WHAT THIS TASK INVOLVES:
Copy out each line featuring the string "main" from the entries beneath.

________________________________________

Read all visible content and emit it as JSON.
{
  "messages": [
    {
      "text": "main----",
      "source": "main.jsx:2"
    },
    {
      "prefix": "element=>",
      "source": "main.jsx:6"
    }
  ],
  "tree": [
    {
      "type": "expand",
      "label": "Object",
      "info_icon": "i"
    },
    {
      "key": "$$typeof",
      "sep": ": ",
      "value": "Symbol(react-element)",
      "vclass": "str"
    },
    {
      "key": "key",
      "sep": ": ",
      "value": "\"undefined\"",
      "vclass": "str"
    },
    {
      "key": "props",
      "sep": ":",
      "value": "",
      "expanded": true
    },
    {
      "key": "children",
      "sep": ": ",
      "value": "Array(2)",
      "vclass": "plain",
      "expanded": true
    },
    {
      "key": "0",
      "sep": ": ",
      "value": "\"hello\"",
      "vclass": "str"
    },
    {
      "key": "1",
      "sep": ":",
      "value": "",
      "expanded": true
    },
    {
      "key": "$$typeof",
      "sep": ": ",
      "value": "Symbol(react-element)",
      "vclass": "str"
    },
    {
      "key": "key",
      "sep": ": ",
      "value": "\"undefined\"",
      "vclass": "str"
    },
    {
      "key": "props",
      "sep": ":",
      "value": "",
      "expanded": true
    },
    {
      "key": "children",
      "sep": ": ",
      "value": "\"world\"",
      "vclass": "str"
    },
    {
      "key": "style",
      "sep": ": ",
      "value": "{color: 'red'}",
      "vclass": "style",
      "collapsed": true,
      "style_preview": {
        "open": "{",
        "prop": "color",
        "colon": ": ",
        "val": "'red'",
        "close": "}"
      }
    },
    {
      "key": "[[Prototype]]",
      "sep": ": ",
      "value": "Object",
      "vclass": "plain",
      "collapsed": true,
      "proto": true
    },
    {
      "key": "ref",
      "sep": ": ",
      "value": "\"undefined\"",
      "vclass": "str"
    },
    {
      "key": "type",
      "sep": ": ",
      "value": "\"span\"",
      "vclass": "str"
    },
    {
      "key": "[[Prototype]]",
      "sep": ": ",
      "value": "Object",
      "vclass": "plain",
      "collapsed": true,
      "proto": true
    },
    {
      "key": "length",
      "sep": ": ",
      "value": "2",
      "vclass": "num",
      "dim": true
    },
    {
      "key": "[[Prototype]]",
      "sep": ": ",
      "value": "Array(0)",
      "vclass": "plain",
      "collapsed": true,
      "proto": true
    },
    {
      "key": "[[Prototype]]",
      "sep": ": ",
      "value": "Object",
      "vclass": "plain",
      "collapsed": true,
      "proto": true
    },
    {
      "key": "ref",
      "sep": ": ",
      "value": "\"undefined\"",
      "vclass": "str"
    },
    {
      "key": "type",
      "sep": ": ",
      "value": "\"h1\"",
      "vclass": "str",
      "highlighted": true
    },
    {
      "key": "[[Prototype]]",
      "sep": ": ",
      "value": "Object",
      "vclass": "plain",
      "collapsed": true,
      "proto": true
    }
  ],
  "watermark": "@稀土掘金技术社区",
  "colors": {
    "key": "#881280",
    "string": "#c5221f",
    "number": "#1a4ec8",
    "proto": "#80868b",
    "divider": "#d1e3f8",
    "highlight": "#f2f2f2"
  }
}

________________________________________

RESPONSE FOR THIS EXERCISE:
      "text": "main----",
      "source": "main.jsx:2"
      "source": "main.jsx:6"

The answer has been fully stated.